• What to produce: Look over the lines below. Report each one that includes the string "gratis".
+ + +
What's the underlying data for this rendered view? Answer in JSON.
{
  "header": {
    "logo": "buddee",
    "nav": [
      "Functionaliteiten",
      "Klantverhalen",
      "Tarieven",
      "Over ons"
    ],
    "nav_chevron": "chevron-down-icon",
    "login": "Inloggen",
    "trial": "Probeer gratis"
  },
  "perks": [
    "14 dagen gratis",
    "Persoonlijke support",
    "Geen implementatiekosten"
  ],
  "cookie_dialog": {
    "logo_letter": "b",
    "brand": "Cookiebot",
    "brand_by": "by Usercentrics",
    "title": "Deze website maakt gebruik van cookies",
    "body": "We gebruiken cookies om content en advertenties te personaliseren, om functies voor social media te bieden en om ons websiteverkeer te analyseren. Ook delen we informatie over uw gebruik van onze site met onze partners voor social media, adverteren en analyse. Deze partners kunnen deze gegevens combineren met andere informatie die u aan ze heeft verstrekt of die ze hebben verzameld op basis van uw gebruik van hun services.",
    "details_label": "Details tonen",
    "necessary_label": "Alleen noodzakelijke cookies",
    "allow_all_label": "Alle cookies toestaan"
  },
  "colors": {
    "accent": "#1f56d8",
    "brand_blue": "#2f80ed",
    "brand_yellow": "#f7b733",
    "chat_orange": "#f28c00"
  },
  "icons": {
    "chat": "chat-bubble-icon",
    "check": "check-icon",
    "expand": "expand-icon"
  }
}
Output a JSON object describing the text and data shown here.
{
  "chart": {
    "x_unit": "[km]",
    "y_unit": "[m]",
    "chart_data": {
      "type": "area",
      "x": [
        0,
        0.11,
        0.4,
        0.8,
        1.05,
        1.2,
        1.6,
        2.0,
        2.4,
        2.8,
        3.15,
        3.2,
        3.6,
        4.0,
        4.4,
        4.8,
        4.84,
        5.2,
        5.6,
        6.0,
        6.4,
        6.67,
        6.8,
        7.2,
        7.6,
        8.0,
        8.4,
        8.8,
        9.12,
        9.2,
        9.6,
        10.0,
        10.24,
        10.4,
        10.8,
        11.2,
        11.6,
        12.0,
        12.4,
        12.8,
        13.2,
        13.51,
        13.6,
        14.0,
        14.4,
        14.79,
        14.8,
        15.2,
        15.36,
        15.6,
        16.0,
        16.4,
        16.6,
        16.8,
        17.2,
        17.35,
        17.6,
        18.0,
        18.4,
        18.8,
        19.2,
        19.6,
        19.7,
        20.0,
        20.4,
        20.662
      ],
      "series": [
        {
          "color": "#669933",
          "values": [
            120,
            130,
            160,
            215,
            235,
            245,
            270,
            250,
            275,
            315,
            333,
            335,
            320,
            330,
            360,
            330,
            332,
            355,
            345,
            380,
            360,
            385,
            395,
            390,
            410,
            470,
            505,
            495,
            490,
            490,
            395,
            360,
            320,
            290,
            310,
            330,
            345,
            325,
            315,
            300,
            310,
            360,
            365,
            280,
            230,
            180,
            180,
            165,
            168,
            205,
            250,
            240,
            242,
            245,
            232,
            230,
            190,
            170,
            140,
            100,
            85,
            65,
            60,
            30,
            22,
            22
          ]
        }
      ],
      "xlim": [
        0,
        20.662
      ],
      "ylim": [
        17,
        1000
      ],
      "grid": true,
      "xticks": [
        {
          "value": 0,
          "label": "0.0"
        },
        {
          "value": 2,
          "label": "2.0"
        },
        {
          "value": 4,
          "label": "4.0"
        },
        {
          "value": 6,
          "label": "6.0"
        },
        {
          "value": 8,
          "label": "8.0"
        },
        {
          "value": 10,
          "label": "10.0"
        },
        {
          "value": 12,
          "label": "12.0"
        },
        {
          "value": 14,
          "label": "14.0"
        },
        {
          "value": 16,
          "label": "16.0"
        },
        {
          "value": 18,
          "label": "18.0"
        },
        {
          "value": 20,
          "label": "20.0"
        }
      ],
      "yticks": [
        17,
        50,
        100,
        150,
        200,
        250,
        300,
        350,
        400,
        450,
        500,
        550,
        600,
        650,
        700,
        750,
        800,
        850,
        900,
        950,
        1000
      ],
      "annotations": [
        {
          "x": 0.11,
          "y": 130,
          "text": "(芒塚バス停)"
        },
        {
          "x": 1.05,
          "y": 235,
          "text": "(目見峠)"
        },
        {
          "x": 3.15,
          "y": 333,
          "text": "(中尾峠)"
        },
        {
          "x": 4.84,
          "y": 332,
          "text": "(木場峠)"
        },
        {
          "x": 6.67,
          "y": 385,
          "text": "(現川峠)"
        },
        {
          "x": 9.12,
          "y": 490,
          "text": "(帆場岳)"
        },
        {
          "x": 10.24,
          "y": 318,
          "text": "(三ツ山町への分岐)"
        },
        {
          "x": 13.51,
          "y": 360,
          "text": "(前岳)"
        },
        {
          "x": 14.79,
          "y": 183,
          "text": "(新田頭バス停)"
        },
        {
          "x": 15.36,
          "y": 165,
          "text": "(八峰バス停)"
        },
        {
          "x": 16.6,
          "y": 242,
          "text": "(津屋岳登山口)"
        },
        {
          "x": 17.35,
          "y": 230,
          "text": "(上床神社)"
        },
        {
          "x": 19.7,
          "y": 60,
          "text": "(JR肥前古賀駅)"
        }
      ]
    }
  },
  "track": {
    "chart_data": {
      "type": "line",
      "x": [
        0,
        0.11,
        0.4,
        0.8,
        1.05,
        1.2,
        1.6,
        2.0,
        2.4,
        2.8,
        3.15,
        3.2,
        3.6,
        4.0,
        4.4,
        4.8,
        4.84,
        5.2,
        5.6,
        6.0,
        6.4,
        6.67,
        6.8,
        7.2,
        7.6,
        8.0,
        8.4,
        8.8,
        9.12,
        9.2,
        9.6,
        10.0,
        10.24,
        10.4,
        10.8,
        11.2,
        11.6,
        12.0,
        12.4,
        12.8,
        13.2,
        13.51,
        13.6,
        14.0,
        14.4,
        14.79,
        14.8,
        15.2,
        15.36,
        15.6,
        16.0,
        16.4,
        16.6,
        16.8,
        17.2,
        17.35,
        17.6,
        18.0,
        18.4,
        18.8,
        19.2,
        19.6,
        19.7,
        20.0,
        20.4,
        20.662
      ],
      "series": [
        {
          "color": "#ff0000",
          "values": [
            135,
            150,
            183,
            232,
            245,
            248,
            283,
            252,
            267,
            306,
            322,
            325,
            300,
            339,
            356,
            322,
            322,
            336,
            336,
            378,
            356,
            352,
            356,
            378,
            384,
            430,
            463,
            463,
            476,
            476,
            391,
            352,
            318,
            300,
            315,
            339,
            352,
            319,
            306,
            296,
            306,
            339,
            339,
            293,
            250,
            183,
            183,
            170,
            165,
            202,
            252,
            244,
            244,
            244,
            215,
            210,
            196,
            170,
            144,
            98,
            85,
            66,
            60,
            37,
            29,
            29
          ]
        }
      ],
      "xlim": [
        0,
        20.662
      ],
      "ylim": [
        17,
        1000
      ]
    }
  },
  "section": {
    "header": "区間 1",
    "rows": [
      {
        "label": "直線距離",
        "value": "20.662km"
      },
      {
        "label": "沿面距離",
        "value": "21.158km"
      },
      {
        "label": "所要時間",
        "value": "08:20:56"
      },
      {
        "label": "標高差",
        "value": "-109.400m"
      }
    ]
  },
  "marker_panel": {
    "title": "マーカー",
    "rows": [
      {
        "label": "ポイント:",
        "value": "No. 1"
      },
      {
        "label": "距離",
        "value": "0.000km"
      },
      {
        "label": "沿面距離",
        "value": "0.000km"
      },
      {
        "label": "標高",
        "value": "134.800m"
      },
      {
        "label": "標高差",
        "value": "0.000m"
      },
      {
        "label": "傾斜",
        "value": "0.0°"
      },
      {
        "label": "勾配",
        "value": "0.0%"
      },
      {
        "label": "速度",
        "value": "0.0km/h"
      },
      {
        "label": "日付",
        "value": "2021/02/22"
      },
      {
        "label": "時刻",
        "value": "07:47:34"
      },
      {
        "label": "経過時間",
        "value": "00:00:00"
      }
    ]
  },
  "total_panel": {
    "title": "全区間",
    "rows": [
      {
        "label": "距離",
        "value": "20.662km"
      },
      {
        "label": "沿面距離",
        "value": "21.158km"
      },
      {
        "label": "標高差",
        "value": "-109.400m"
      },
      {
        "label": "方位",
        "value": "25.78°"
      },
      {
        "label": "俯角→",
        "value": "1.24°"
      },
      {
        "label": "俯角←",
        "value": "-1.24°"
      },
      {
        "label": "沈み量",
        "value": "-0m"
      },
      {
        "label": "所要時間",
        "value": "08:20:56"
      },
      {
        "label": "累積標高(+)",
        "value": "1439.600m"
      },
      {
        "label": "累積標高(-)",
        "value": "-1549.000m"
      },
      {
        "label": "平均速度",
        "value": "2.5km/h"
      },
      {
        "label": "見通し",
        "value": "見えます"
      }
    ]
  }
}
+ + +
• Output for this exercise:
    "trial": "Probeer gratis"
    "14 dagen gratis",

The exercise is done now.